§ RECORDS SHOWN
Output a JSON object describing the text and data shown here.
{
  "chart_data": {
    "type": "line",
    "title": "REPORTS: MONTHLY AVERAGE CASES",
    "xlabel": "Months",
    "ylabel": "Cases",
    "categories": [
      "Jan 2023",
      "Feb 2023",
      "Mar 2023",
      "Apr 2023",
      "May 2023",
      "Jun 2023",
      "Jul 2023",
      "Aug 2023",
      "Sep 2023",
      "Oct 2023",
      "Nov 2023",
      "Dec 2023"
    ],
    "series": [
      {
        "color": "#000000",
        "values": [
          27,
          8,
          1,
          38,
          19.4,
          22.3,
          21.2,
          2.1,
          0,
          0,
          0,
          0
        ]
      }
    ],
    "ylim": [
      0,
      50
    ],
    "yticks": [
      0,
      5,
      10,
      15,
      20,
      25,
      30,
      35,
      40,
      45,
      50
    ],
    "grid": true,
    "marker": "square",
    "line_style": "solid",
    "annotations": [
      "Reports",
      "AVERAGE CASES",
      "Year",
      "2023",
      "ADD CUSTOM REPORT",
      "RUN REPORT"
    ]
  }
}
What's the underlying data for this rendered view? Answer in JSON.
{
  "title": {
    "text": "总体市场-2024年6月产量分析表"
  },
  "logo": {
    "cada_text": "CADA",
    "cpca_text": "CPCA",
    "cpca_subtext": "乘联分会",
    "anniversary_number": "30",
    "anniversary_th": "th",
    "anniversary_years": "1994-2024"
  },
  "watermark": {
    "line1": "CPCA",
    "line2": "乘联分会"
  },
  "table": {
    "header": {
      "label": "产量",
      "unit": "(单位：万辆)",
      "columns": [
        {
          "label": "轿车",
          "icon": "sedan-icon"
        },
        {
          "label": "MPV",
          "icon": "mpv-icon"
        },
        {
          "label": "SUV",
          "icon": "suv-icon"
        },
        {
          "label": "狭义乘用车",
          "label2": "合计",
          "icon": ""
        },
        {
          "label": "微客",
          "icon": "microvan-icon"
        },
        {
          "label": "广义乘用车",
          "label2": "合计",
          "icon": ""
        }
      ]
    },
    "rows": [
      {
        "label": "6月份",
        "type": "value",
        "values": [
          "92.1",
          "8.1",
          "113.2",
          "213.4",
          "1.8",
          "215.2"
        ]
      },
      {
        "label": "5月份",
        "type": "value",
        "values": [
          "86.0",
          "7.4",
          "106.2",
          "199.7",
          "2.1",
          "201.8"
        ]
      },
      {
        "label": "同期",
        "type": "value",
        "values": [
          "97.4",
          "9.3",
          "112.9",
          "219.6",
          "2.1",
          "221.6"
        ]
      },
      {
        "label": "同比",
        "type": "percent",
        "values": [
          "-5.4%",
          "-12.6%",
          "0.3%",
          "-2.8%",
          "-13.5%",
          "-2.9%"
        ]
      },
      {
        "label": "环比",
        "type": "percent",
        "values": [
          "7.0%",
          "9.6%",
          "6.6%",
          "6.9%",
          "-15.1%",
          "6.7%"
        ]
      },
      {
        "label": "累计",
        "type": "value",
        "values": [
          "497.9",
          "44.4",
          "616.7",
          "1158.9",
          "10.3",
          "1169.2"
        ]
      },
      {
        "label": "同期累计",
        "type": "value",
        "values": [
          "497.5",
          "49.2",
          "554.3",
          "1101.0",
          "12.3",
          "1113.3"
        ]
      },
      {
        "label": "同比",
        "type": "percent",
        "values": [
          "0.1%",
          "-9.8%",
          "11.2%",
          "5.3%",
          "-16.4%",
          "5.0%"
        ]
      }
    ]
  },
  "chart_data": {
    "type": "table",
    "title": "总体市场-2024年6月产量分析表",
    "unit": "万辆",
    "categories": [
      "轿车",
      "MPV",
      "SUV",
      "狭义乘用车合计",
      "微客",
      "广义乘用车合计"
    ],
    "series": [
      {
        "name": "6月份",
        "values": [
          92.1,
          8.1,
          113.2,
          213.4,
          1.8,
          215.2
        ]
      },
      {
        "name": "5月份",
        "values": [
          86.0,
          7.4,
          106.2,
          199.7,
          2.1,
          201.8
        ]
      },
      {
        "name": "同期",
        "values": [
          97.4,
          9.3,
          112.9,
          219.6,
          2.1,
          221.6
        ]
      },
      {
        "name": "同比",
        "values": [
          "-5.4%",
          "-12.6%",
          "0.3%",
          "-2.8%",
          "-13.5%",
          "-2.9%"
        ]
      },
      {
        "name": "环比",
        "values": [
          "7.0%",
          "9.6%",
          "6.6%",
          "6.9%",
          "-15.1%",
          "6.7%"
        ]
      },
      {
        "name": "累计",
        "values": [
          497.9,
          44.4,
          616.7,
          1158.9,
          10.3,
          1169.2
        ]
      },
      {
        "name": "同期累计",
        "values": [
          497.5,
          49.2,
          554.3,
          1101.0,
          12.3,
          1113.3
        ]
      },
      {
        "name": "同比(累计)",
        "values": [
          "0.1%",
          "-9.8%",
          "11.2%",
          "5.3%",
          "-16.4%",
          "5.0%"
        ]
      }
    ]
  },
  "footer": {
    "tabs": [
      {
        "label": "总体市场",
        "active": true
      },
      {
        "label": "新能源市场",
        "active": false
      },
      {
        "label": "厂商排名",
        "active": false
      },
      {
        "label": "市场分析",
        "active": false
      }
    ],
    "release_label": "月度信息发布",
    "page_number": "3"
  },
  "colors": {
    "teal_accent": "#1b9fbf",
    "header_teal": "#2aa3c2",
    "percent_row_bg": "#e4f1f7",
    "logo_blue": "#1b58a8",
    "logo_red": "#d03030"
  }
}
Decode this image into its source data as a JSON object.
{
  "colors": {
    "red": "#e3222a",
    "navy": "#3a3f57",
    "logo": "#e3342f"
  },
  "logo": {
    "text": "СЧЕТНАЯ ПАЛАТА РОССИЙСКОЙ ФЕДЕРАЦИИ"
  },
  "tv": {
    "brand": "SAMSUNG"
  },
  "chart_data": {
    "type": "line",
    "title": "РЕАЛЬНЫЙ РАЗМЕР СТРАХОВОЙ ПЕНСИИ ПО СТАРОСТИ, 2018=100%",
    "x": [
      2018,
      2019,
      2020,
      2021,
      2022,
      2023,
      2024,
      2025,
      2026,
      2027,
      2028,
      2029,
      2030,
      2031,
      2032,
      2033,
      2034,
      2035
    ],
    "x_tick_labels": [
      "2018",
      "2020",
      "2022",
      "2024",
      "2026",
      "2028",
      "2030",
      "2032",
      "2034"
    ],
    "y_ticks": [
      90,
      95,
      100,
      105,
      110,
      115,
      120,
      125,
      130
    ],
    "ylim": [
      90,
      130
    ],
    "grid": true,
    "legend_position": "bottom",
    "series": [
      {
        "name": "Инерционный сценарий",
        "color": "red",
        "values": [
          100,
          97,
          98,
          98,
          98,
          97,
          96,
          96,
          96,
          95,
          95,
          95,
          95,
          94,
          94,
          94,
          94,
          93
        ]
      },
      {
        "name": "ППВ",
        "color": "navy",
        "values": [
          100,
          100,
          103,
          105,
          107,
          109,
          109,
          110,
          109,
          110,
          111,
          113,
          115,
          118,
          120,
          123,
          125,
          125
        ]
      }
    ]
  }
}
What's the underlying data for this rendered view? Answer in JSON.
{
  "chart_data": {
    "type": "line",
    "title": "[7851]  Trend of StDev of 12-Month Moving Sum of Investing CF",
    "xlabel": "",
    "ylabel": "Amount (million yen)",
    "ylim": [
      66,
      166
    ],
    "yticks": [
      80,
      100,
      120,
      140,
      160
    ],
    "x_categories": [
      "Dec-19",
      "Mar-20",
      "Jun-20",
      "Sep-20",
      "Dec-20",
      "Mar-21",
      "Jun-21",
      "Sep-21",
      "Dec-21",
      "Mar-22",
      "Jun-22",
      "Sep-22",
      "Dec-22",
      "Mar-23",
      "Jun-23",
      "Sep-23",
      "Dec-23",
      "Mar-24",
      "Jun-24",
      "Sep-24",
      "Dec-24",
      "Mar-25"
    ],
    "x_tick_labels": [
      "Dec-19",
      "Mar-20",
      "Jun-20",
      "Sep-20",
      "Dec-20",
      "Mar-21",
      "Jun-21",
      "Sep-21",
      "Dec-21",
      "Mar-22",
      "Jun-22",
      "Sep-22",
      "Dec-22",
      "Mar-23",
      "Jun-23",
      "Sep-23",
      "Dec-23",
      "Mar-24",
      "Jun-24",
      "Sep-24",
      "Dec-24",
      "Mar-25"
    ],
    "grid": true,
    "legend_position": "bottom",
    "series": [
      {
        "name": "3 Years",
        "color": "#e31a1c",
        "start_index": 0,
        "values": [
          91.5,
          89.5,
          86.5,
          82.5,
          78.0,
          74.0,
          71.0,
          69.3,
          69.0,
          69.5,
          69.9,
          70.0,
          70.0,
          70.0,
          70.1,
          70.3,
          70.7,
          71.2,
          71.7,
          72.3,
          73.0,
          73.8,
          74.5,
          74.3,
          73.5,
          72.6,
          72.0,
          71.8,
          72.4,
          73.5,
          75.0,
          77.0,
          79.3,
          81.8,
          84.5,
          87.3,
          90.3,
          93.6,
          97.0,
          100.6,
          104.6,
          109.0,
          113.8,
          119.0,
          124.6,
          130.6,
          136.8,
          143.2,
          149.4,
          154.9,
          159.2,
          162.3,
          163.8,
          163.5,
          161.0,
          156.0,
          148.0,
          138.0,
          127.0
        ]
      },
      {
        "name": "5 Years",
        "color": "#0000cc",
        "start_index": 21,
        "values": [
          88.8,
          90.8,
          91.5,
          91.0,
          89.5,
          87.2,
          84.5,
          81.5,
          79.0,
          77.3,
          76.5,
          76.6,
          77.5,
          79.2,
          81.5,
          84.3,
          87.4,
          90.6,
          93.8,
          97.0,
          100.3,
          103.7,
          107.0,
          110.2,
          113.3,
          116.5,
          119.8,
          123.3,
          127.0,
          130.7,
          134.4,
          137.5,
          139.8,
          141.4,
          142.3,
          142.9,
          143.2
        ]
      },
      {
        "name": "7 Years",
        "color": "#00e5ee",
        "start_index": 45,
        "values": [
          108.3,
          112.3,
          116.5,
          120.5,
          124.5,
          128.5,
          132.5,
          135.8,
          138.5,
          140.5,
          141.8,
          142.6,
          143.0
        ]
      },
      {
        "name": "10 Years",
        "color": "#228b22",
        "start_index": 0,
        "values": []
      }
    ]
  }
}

§ SHORT EXERCISE
Write out every line of the entries that holds the word "icon".

§ EXERCISE RESULT
          "icon": "sedan-icon"
          "icon": "mpv-icon"
          "icon": "suv-icon"
          "icon": ""
          "icon": "microvan-icon"
          "icon": ""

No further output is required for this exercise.